### Provided data
______
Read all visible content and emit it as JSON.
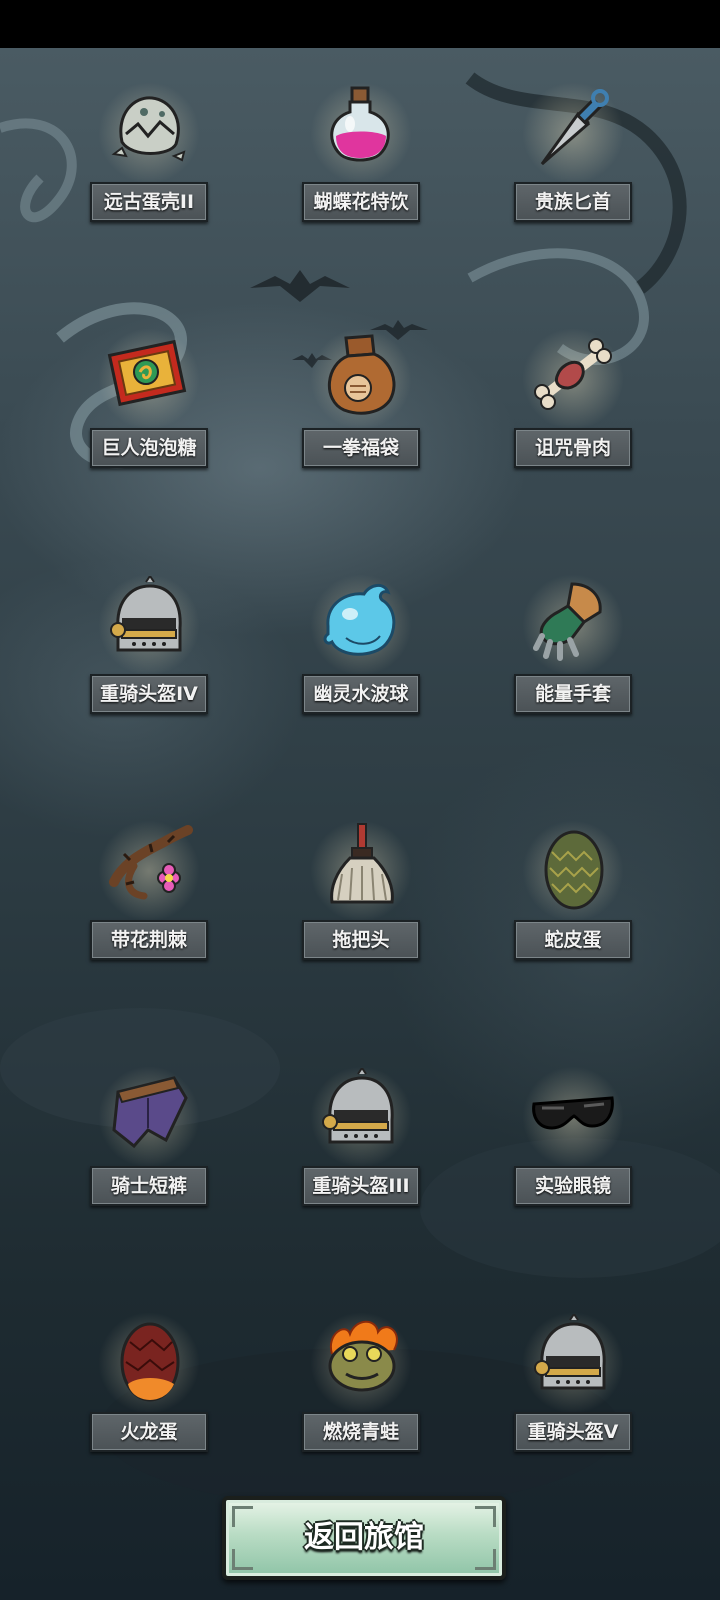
{
  "items": [
    {
      "name": "远古蛋壳II",
      "icon": "ancient-eggshell-icon"
    },
    {
      "name": "蝴蝶花特饮",
      "icon": "pink-potion-icon"
    },
    {
      "name": "贵族匕首",
      "icon": "noble-dagger-icon"
    },
    {
      "name": "巨人泡泡糖",
      "icon": "bubble-gum-pack-icon"
    },
    {
      "name": "一拳福袋",
      "icon": "fist-lucky-bag-icon"
    },
    {
      "name": "诅咒骨肉",
      "icon": "cursed-bone-meat-icon"
    },
    {
      "name": "重骑头盔IV",
      "icon": "heavy-knight-helmet-icon"
    },
    {
      "name": "幽灵水波球",
      "icon": "ghost-water-ball-icon"
    },
    {
      "name": "能量手套",
      "icon": "energy-gauntlet-icon"
    },
    {
      "name": "带花荆棘",
      "icon": "flowered-thorn-icon"
    },
    {
      "name": "拖把头",
      "icon": "mop-head-icon"
    },
    {
      "name": "蛇皮蛋",
      "icon": "snakeskin-egg-icon"
    },
    {
      "name": "骑士短裤",
      "icon": "knight-shorts-icon"
    },
    {
      "name": "重骑头盔III",
      "icon": "heavy-knight-helmet-icon"
    },
    {
      "name": "实验眼镜",
      "icon": "lab-goggles-icon"
    },
    {
      "name": "火龙蛋",
      "icon": "fire-dragon-egg-icon"
    },
    {
      "name": "燃烧青蛙",
      "icon": "burning-frog-icon"
    },
    {
      "name": "重骑头盔V",
      "icon": "heavy-knight-helmet-icon"
    }
  ],
  "back_button": {
    "label": "返回旅馆"
  }
}
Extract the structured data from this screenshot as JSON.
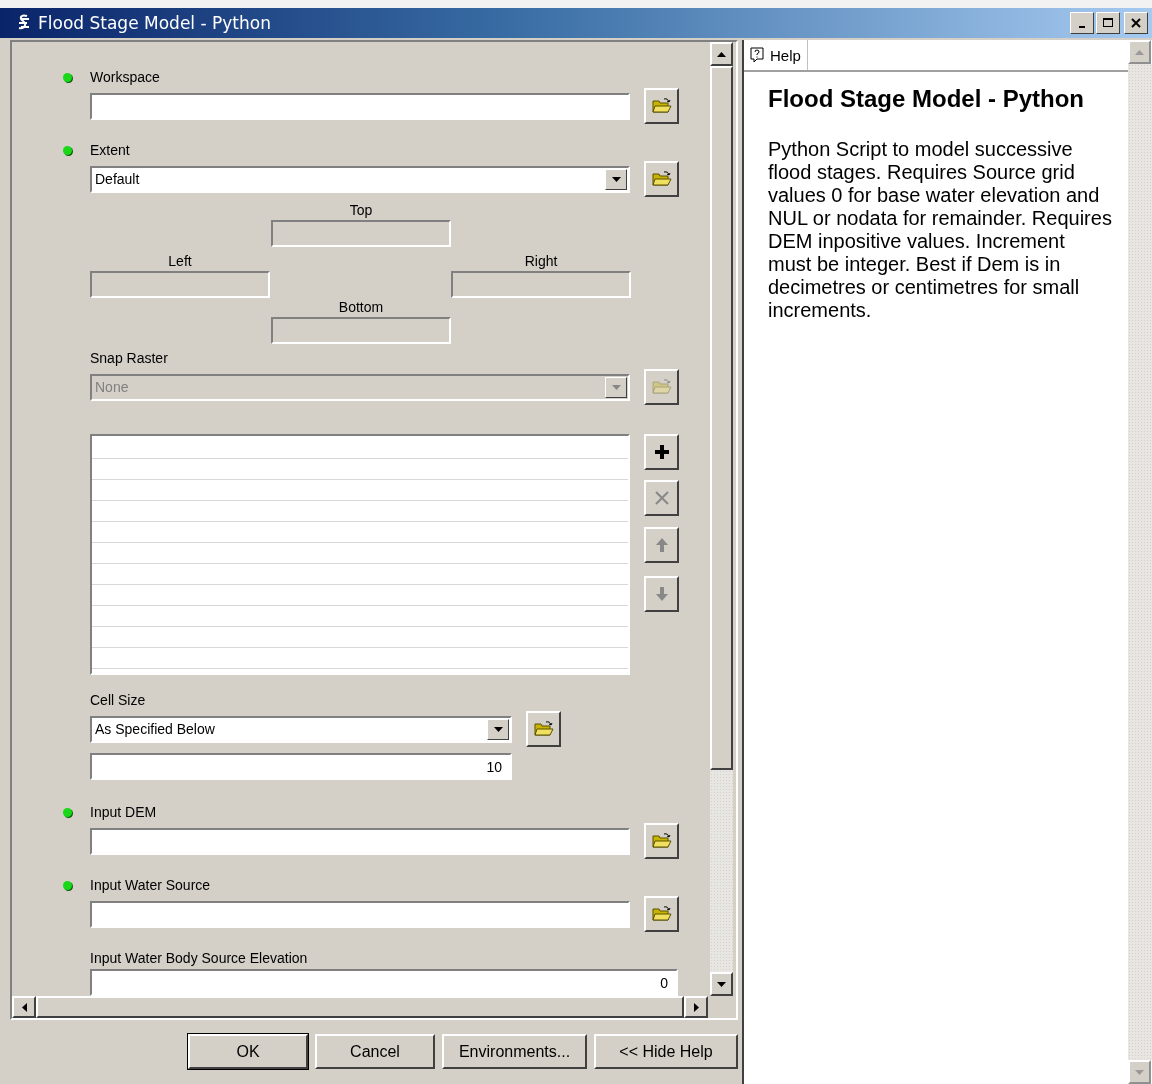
{
  "window": {
    "title": "Flood Stage Model - Python"
  },
  "parameters": [
    {
      "kind": "path",
      "label": "Workspace",
      "required": true
    },
    {
      "kind": "extent",
      "label": "Extent",
      "required": true,
      "value": "Default",
      "bounds": [
        {
          "label": "Top",
          "disabled": true
        },
        {
          "label": "Left",
          "disabled": true
        },
        {
          "label": "Right",
          "disabled": true
        },
        {
          "label": "Bottom",
          "disabled": true
        }
      ]
    },
    {
      "kind": "dropdown",
      "label": "Snap Raster",
      "required": false,
      "value": "None",
      "disabled": true
    },
    {
      "kind": "list",
      "buttons": [
        {
          "kind": "add",
          "disabled": false
        },
        {
          "kind": "remove",
          "disabled": true
        },
        {
          "kind": "up",
          "disabled": true
        },
        {
          "kind": "down",
          "disabled": true
        }
      ]
    },
    {
      "kind": "cellsize",
      "label": "Cell Size",
      "required": false,
      "value": "As Specified Below",
      "size": "10"
    },
    {
      "kind": "path",
      "label": "Input DEM",
      "required": true
    },
    {
      "kind": "path",
      "label": "Input Water Source",
      "required": true
    },
    {
      "kind": "number",
      "label": "Input Water Body Source Elevation",
      "required": false,
      "value": "0"
    }
  ],
  "buttons": [
    {
      "label": "OK",
      "default": true
    },
    {
      "label": "Cancel",
      "default": false
    },
    {
      "label": "Environments...",
      "default": false
    },
    {
      "label": "<< Hide Help",
      "default": false
    }
  ],
  "help": {
    "tab": "Help",
    "heading": "Flood Stage Model - Python",
    "body": "Python Script to model successive flood stages. Requires Source grid values 0 for base water elevation and NUL or nodata for remainder. Requires DEM inpositive values. Increment must be integer. Best if Dem is in decimetres or centimetres for small increments."
  }
}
______
### Required work
All of the entries need to be transcribed word for word; pictures are left out.

### Final result
Read all visible content and emit it as JSON.
{
  "items": [
    {
      "name": "远古蛋壳II",
      "icon": "ancient-eggshell-icon"
    },
    {
      "name": "蝴蝶花特饮",
      "icon": "pink-potion-icon"
    },
    {
      "name": "贵族匕首",
      "icon": "noble-dagger-icon"
    },
    {
      "name": "巨人泡泡糖",
      "icon": "bubble-gum-pack-icon"
    },
    {
      "name": "一拳福袋",
      "icon": "fist-lucky-bag-icon"
    },
    {
      "name": "诅咒骨肉",
      "icon": "cursed-bone-meat-icon"
    },
    {
      "name": "重骑头盔IV",
      "icon": "heavy-knight-helmet-icon"
    },
    {
      "name": "幽灵水波球",
      "icon": "ghost-water-ball-icon"
    },
    {
      "name": "能量手套",
      "icon": "energy-gauntlet-icon"
    },
    {
      "name": "带花荆棘",
      "icon": "flowered-thorn-icon"
    },
    {
      "name": "拖把头",
      "icon": "mop-head-icon"
    },
    {
      "name": "蛇皮蛋",
      "icon": "snakeskin-egg-icon"
    },
    {
      "name": "骑士短裤",
      "icon": "knight-shorts-icon"
    },
    {
      "name": "重骑头盔III",
      "icon": "heavy-knight-helmet-icon"
    },
    {
      "name": "实验眼镜",
      "icon": "lab-goggles-icon"
    },
    {
      "name": "火龙蛋",
      "icon": "fire-dragon-egg-icon"
    },
    {
      "name": "燃烧青蛙",
      "icon": "burning-frog-icon"
    },
    {
      "name": "重骑头盔V",
      "icon": "heavy-knight-helmet-icon"
    }
  ],
  "back_button": {
    "label": "返回旅馆"
  }
}
Extract the structured data from this screenshot as JSON.
{
  "window": {
    "title": "Flood Stage Model - Python"
  },
  "parameters": [
    {
      "kind": "path",
      "label": "Workspace",
      "required": true
    },
    {
      "kind": "extent",
      "label": "Extent",
      "required": true,
      "value": "Default",
      "bounds": [
        {
          "label": "Top",
          "disabled": true
        },
        {
          "label": "Left",
          "disabled": true
        },
        {
          "label": "Right",
          "disabled": true
        },
        {
          "label": "Bottom",
          "disabled": true
        }
      ]
    },
    {
      "kind": "dropdown",
      "label": "Snap Raster",
      "required": false,
      "value": "None",
      "disabled": true
    },
    {
      "kind": "list",
      "buttons": [
        {
          "kind": "add",
          "disabled": false
        },
        {
          "kind": "remove",
          "disabled": true
        },
        {
          "kind": "up",
          "disabled": true
        },
        {
          "kind": "down",
          "disabled": true
        }
      ]
    },
    {
      "kind": "cellsize",
      "label": "Cell Size",
      "required": false,
      "value": "As Specified Below",
      "size": "10"
    },
    {
      "kind": "path",
      "label": "Input DEM",
      "required": true
    },
    {
      "kind": "path",
      "label": "Input Water Source",
      "required": true
    },
    {
      "kind": "number",
      "label": "Input Water Body Source Elevation",
      "required": false,
      "value": "0"
    }
  ],
  "buttons": [
    {
      "label": "OK",
      "default": true
    },
    {
      "label": "Cancel",
      "default": false
    },
    {
      "label": "Environments...",
      "default": false
    },
    {
      "label": "<< Hide Help",
      "default": false
    }
  ],
  "help": {
    "tab": "Help",
    "heading": "Flood Stage Model - Python",
    "body": "Python Script to model successive flood stages. Requires Source grid values 0 for base water elevation and NUL or nodata for remainder. Requires DEM inpositive values. Increment must be integer. Best if Dem is in decimetres or centimetres for small increments."
  }
}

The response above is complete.